▶ Aim:
Each of the entries should be retyped precisely as it appears.

===

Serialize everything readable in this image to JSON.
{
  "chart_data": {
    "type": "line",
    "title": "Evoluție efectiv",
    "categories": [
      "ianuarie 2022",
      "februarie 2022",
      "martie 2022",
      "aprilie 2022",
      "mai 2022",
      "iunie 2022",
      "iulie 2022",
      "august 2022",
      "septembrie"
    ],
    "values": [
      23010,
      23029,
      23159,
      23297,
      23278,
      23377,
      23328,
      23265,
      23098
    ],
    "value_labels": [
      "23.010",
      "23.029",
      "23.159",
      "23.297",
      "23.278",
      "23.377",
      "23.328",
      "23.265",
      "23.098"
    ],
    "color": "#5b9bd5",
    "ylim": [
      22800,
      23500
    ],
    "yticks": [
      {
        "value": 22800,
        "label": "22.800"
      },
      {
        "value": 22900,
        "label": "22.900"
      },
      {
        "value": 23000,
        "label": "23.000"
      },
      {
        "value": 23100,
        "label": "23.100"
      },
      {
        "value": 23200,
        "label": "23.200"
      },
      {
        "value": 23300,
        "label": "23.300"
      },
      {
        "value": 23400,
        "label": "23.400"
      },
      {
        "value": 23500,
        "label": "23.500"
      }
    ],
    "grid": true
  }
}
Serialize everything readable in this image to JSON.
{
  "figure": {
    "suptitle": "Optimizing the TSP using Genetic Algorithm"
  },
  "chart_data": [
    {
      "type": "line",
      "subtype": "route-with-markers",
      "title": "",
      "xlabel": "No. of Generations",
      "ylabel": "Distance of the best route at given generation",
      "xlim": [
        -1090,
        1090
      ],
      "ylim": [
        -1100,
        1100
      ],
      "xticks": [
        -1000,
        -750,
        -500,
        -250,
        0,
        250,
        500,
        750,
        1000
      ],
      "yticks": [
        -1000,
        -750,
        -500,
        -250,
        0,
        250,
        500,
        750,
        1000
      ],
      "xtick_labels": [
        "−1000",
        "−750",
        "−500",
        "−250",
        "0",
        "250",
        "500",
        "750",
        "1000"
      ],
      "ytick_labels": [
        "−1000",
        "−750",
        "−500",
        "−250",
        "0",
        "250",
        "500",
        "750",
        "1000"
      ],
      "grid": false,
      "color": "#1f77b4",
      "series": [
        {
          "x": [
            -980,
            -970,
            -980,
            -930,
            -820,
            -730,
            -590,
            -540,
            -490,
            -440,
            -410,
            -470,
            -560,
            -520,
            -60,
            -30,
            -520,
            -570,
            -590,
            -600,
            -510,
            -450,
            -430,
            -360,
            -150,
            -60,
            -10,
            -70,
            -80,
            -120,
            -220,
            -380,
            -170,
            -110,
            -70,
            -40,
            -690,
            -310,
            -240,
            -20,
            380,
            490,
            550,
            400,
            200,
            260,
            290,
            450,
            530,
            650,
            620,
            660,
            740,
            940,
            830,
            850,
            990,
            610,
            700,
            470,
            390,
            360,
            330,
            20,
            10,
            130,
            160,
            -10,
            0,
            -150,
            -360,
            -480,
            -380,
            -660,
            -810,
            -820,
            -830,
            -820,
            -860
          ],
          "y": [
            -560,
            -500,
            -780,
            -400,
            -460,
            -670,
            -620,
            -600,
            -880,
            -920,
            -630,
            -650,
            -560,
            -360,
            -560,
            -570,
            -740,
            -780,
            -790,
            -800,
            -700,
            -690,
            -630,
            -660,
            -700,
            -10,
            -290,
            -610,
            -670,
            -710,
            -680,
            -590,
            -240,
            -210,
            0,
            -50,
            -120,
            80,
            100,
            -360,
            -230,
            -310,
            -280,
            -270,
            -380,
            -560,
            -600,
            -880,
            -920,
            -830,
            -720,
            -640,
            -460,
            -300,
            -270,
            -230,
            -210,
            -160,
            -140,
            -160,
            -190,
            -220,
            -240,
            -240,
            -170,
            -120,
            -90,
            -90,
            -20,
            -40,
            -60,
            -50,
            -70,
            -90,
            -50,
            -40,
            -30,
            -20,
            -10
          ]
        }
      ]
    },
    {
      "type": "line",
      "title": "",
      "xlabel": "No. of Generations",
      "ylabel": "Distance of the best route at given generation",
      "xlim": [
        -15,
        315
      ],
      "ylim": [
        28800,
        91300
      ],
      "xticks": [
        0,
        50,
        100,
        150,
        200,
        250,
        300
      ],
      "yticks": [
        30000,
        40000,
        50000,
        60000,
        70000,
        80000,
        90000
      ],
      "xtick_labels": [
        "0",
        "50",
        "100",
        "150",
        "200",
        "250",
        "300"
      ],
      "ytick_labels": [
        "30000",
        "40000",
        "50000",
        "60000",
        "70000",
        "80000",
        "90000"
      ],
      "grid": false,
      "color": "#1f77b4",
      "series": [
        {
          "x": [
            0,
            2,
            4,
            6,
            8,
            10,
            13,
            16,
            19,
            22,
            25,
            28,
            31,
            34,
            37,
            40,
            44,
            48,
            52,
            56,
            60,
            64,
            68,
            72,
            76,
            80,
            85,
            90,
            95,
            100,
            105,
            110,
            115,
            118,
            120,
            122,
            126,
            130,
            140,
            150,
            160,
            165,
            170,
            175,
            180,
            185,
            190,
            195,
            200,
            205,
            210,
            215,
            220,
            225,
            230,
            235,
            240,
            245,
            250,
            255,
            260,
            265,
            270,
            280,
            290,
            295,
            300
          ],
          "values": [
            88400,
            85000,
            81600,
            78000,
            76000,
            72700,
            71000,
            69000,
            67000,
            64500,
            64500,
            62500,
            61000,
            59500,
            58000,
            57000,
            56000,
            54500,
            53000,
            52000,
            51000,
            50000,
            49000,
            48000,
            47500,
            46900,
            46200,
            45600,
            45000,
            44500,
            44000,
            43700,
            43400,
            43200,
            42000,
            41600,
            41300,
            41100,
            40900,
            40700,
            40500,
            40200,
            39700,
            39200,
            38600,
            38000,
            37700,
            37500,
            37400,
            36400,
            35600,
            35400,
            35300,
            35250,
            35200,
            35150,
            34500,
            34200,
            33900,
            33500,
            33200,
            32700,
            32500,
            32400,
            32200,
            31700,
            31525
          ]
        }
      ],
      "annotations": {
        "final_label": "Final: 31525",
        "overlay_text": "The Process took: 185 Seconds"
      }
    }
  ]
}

===

▶ Exercise output:
Serialize everything readable in this image to JSON.
{
  "chart_data": {
    "type": "line",
    "title": "Evoluție efectiv",
    "categories": [
      "ianuarie 2022",
      "februarie 2022",
      "martie 2022",
      "aprilie 2022",
      "mai 2022",
      "iunie 2022",
      "iulie 2022",
      "august 2022",
      "septembrie"
    ],
    "values": [
      23010,
      23029,
      23159,
      23297,
      23278,
      23377,
      23328,
      23265,
      23098
    ],
    "value_labels": [
      "23.010",
      "23.029",
      "23.159",
      "23.297",
      "23.278",
      "23.377",
      "23.328",
      "23.265",
      "23.098"
    ],
    "color": "#5b9bd5",
    "ylim": [
      22800,
      23500
    ],
    "yticks": [
      {
        "value": 22800,
        "label": "22.800"
      },
      {
        "value": 22900,
        "label": "22.900"
      },
      {
        "value": 23000,
        "label": "23.000"
      },
      {
        "value": 23100,
        "label": "23.100"
      },
      {
        "value": 23200,
        "label": "23.200"
      },
      {
        "value": 23300,
        "label": "23.300"
      },
      {
        "value": 23400,
        "label": "23.400"
      },
      {
        "value": 23500,
        "label": "23.500"
      }
    ],
    "grid": true
  }
}
Serialize everything readable in this image to JSON.
{
  "figure": {
    "suptitle": "Optimizing the TSP using Genetic Algorithm"
  },
  "chart_data": [
    {
      "type": "line",
      "subtype": "route-with-markers",
      "title": "",
      "xlabel": "No. of Generations",
      "ylabel": "Distance of the best route at given generation",
      "xlim": [
        -1090,
        1090
      ],
      "ylim": [
        -1100,
        1100
      ],
      "xticks": [
        -1000,
        -750,
        -500,
        -250,
        0,
        250,
        500,
        750,
        1000
      ],
      "yticks": [
        -1000,
        -750,
        -500,
        -250,
        0,
        250,
        500,
        750,
        1000
      ],
      "xtick_labels": [
        "−1000",
        "−750",
        "−500",
        "−250",
        "0",
        "250",
        "500",
        "750",
        "1000"
      ],
      "ytick_labels": [
        "−1000",
        "−750",
        "−500",
        "−250",
        "0",
        "250",
        "500",
        "750",
        "1000"
      ],
      "grid": false,
      "color": "#1f77b4",
      "series": [
        {
          "x": [
            -980,
            -970,
            -980,
            -930,
            -820,
            -730,
            -590,
            -540,
            -490,
            -440,
            -410,
            -470,
            -560,
            -520,
            -60,
            -30,
            -520,
            -570,
            -590,
            -600,
            -510,
            -450,
            -430,
            -360,
            -150,
            -60,
            -10,
            -70,
            -80,
            -120,
            -220,
            -380,
            -170,
            -110,
            -70,
            -40,
            -690,
            -310,
            -240,
            -20,
            380,
            490,
            550,
            400,
            200,
            260,
            290,
            450,
            530,
            650,
            620,
            660,
            740,
            940,
            830,
            850,
            990,
            610,
            700,
            470,
            390,
            360,
            330,
            20,
            10,
            130,
            160,
            -10,
            0,
            -150,
            -360,
            -480,
            -380,
            -660,
            -810,
            -820,
            -830,
            -820,
            -860
          ],
          "y": [
            -560,
            -500,
            -780,
            -400,
            -460,
            -670,
            -620,
            -600,
            -880,
            -920,
            -630,
            -650,
            -560,
            -360,
            -560,
            -570,
            -740,
            -780,
            -790,
            -800,
            -700,
            -690,
            -630,
            -660,
            -700,
            -10,
            -290,
            -610,
            -670,
            -710,
            -680,
            -590,
            -240,
            -210,
            0,
            -50,
            -120,
            80,
            100,
            -360,
            -230,
            -310,
            -280,
            -270,
            -380,
            -560,
            -600,
            -880,
            -920,
            -830,
            -720,
            -640,
            -460,
            -300,
            -270,
            -230,
            -210,
            -160,
            -140,
            -160,
            -190,
            -220,
            -240,
            -240,
            -170,
            -120,
            -90,
            -90,
            -20,
            -40,
            -60,
            -50,
            -70,
            -90,
            -50,
            -40,
            -30,
            -20,
            -10
          ]
        }
      ]
    },
    {
      "type": "line",
      "title": "",
      "xlabel": "No. of Generations",
      "ylabel": "Distance of the best route at given generation",
      "xlim": [
        -15,
        315
      ],
      "ylim": [
        28800,
        91300
      ],
      "xticks": [
        0,
        50,
        100,
        150,
        200,
        250,
        300
      ],
      "yticks": [
        30000,
        40000,
        50000,
        60000,
        70000,
        80000,
        90000
      ],
      "xtick_labels": [
        "0",
        "50",
        "100",
        "150",
        "200",
        "250",
        "300"
      ],
      "ytick_labels": [
        "30000",
        "40000",
        "50000",
        "60000",
        "70000",
        "80000",
        "90000"
      ],
      "grid": false,
      "color": "#1f77b4",
      "series": [
        {
          "x": [
            0,
            2,
            4,
            6,
            8,
            10,
            13,
            16,
            19,
            22,
            25,
            28,
            31,
            34,
            37,
            40,
            44,
            48,
            52,
            56,
            60,
            64,
            68,
            72,
            76,
            80,
            85,
            90,
            95,
            100,
            105,
            110,
            115,
            118,
            120,
            122,
            126,
            130,
            140,
            150,
            160,
            165,
            170,
            175,
            180,
            185,
            190,
            195,
            200,
            205,
            210,
            215,
            220,
            225,
            230,
            235,
            240,
            245,
            250,
            255,
            260,
            265,
            270,
            280,
            290,
            295,
            300
          ],
          "values": [
            88400,
            85000,
            81600,
            78000,
            76000,
            72700,
            71000,
            69000,
            67000,
            64500,
            64500,
            62500,
            61000,
            59500,
            58000,
            57000,
            56000,
            54500,
            53000,
            52000,
            51000,
            50000,
            49000,
            48000,
            47500,
            46900,
            46200,
            45600,
            45000,
            44500,
            44000,
            43700,
            43400,
            43200,
            42000,
            41600,
            41300,
            41100,
            40900,
            40700,
            40500,
            40200,
            39700,
            39200,
            38600,
            38000,
            37700,
            37500,
            37400,
            36400,
            35600,
            35400,
            35300,
            35250,
            35200,
            35150,
            34500,
            34200,
            33900,
            33500,
            33200,
            32700,
            32500,
            32400,
            32200,
            31700,
            31525
          ]
        }
      ],
      "annotations": {
        "final_label": "Final: 31525",
        "overlay_text": "The Process took: 185 Seconds"
      }
    }
  ]
}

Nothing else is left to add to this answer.